--- INSTRUCTIONS TO FOLLOW ---
Wherever "name" appears in a line, copy that line.

Dataset items:
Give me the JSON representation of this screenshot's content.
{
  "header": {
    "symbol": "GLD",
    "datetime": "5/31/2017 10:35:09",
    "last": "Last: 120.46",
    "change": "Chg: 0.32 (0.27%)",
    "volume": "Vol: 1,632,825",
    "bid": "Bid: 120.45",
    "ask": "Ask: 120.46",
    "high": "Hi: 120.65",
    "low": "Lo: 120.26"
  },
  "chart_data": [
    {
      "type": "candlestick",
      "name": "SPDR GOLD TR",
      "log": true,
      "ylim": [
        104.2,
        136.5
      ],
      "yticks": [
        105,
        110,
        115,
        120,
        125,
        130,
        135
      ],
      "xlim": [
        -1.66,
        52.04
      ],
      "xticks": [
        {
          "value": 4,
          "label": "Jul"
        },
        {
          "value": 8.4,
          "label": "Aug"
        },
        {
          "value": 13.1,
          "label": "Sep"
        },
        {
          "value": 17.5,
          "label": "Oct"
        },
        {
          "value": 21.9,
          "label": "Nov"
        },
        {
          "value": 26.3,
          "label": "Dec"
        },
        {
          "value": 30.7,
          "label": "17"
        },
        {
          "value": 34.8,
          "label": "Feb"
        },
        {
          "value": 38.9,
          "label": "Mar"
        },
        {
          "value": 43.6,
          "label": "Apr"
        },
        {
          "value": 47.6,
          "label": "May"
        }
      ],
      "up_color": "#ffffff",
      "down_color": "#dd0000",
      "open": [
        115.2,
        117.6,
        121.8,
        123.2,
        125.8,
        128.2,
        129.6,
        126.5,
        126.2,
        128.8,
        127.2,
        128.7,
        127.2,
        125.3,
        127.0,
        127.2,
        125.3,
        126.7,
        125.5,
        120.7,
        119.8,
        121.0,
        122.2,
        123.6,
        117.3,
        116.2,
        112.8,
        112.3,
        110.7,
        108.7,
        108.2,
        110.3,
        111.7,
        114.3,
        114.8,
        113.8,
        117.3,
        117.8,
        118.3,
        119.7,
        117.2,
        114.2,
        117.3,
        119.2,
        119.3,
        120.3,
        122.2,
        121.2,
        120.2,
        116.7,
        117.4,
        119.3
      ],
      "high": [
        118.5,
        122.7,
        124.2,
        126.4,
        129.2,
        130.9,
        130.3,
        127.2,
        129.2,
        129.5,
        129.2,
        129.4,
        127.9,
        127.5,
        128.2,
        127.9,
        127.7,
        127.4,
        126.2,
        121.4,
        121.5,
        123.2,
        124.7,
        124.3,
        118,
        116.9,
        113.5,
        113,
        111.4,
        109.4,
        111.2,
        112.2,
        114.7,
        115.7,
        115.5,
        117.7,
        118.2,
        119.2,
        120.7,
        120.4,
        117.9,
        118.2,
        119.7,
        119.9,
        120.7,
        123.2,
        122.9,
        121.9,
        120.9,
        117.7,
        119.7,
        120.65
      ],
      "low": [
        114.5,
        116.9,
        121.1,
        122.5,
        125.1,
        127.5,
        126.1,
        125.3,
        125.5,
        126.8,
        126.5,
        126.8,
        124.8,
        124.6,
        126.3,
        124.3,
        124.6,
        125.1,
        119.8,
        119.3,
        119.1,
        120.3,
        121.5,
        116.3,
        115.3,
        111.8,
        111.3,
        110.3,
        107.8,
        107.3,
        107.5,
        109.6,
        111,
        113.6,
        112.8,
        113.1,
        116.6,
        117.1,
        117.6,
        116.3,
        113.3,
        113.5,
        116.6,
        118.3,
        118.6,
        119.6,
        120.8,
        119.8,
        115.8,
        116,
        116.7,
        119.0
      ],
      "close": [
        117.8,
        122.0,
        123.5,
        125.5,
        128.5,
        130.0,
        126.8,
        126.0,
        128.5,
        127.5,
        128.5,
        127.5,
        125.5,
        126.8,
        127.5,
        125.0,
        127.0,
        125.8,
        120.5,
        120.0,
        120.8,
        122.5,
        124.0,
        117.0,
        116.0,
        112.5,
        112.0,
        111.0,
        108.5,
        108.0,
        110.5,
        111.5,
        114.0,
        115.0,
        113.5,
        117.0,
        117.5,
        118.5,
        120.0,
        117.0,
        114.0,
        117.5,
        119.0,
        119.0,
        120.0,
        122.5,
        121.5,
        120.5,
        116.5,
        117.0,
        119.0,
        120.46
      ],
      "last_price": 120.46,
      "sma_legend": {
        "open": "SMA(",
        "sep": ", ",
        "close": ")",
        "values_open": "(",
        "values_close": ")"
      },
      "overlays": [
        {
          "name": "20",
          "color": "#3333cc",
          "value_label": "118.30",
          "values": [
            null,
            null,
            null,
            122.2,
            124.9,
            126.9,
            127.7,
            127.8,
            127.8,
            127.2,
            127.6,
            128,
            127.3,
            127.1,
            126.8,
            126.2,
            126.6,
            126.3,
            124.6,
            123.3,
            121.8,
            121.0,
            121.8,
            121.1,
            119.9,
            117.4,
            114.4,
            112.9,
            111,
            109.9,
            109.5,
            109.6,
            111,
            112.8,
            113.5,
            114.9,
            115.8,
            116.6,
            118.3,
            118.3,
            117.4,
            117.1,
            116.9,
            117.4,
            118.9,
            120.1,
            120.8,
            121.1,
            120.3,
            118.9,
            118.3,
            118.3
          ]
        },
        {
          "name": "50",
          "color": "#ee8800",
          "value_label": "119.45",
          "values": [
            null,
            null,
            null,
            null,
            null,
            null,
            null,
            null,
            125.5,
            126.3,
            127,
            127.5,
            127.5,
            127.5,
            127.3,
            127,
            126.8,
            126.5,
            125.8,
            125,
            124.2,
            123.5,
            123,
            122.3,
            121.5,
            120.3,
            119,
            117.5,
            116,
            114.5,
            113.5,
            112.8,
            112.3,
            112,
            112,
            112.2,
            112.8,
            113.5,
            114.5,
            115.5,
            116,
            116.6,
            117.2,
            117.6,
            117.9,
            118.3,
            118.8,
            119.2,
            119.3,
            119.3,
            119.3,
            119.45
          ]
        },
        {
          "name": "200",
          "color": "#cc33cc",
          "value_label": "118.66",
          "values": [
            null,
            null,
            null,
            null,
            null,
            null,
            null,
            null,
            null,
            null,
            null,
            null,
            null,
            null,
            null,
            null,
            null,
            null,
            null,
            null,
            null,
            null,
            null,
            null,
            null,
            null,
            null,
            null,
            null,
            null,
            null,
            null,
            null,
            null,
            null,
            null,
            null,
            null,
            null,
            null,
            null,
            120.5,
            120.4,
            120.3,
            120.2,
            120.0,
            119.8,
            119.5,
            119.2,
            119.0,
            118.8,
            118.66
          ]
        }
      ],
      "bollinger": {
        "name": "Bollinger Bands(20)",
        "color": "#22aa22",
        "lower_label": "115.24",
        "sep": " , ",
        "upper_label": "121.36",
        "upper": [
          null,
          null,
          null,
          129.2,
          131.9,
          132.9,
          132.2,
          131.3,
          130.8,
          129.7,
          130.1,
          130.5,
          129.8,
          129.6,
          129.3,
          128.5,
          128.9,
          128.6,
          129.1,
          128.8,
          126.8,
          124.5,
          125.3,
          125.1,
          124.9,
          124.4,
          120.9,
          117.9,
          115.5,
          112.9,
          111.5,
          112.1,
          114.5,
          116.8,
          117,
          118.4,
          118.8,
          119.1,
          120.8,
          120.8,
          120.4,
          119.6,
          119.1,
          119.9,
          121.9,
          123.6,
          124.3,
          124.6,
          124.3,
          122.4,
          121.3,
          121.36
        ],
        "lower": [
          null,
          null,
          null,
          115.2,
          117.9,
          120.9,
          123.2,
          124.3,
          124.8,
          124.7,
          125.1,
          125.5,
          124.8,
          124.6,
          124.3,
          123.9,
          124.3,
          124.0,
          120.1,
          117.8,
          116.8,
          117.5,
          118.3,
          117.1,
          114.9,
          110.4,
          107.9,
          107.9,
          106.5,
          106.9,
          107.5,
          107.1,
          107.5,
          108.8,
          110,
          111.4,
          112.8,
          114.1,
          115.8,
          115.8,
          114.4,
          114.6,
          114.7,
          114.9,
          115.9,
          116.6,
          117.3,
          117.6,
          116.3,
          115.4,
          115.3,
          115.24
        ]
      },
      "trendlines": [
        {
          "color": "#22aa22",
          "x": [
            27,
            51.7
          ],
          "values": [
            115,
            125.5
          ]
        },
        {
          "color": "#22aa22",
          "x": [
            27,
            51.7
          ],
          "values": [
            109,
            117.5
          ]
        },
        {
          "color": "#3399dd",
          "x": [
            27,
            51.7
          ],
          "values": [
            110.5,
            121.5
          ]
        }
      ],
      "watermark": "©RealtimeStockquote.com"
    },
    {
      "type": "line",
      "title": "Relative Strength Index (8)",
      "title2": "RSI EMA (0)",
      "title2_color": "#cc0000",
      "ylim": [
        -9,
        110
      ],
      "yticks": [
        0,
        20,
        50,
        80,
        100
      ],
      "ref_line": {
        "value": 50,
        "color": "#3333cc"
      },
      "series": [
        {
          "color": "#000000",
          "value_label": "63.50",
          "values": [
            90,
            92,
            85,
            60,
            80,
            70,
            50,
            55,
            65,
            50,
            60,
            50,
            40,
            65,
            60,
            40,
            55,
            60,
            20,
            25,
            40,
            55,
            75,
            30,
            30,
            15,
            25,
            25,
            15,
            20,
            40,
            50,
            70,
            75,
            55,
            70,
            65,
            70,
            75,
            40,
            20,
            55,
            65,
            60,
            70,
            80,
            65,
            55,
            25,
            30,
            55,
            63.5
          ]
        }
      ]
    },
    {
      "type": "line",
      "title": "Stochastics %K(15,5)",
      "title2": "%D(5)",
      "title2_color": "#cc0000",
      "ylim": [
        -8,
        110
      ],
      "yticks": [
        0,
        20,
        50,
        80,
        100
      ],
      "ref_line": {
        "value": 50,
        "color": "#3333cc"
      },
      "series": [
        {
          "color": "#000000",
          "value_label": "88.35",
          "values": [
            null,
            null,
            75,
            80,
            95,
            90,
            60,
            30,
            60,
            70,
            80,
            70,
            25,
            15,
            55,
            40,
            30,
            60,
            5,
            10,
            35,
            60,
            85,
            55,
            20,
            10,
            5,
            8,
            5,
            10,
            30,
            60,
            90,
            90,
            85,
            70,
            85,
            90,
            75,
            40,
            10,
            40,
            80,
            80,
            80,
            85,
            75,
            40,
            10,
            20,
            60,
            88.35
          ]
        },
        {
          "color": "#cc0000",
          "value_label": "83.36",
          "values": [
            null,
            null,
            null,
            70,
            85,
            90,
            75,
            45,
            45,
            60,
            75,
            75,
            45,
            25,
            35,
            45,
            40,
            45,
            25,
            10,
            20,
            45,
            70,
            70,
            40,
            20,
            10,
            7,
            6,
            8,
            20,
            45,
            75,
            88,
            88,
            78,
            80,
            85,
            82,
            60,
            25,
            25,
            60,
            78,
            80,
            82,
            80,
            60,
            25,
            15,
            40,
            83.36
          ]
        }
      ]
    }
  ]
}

--- RIGHT ANSWER ---
      "name": "SPDR GOLD TR",
          "name": "20",
          "name": "50",
          "name": "200",
        "name": "Bollinger Bands(20)",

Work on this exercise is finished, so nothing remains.